* _Given request_
Every record must be written out once more, with nothing added or omitted.

* _Dataset content_
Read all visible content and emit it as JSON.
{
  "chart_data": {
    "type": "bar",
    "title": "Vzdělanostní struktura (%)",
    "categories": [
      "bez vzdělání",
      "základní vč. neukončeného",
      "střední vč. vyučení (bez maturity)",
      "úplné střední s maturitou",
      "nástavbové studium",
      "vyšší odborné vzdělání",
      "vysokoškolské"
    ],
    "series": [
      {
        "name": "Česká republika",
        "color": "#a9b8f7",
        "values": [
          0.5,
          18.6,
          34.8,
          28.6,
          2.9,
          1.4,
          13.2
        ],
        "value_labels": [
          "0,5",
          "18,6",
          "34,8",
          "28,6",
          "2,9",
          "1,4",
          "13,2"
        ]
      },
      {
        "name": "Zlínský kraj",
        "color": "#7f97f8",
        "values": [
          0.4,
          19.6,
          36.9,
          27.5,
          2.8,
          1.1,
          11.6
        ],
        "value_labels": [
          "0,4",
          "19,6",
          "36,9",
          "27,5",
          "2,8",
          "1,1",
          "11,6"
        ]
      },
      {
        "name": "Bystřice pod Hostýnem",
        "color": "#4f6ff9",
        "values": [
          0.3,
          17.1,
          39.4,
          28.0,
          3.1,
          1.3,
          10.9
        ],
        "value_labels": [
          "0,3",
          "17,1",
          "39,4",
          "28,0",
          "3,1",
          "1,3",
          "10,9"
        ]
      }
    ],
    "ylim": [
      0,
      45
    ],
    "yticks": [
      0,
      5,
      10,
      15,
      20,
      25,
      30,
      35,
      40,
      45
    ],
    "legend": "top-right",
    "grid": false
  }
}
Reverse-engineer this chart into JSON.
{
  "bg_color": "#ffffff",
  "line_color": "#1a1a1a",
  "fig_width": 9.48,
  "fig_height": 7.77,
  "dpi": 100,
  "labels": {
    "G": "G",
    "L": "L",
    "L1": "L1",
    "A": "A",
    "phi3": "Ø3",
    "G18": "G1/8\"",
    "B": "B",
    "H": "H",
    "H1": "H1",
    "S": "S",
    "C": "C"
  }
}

* _Output for this task_
Read all visible content and emit it as JSON.
{
  "chart_data": {
    "type": "bar",
    "title": "Vzdělanostní struktura (%)",
    "categories": [
      "bez vzdělání",
      "základní vč. neukončeného",
      "střední vč. vyučení (bez maturity)",
      "úplné střední s maturitou",
      "nástavbové studium",
      "vyšší odborné vzdělání",
      "vysokoškolské"
    ],
    "series": [
      {
        "name": "Česká republika",
        "color": "#a9b8f7",
        "values": [
          0.5,
          18.6,
          34.8,
          28.6,
          2.9,
          1.4,
          13.2
        ],
        "value_labels": [
          "0,5",
          "18,6",
          "34,8",
          "28,6",
          "2,9",
          "1,4",
          "13,2"
        ]
      },
      {
        "name": "Zlínský kraj",
        "color": "#7f97f8",
        "values": [
          0.4,
          19.6,
          36.9,
          27.5,
          2.8,
          1.1,
          11.6
        ],
        "value_labels": [
          "0,4",
          "19,6",
          "36,9",
          "27,5",
          "2,8",
          "1,1",
          "11,6"
        ]
      },
      {
        "name": "Bystřice pod Hostýnem",
        "color": "#4f6ff9",
        "values": [
          0.3,
          17.1,
          39.4,
          28.0,
          3.1,
          1.3,
          10.9
        ],
        "value_labels": [
          "0,3",
          "17,1",
          "39,4",
          "28,0",
          "3,1",
          "1,3",
          "10,9"
        ]
      }
    ],
    "ylim": [
      0,
      45
    ],
    "yticks": [
      0,
      5,
      10,
      15,
      20,
      25,
      30,
      35,
      40,
      45
    ],
    "legend": "top-right",
    "grid": false
  }
}
Reverse-engineer this chart into JSON.
{
  "bg_color": "#ffffff",
  "line_color": "#1a1a1a",
  "fig_width": 9.48,
  "fig_height": 7.77,
  "dpi": 100,
  "labels": {
    "G": "G",
    "L": "L",
    "L1": "L1",
    "A": "A",
    "phi3": "Ø3",
    "G18": "G1/8\"",
    "B": "B",
    "H": "H",
    "H1": "H1",
    "S": "S",
    "C": "C"
  }
}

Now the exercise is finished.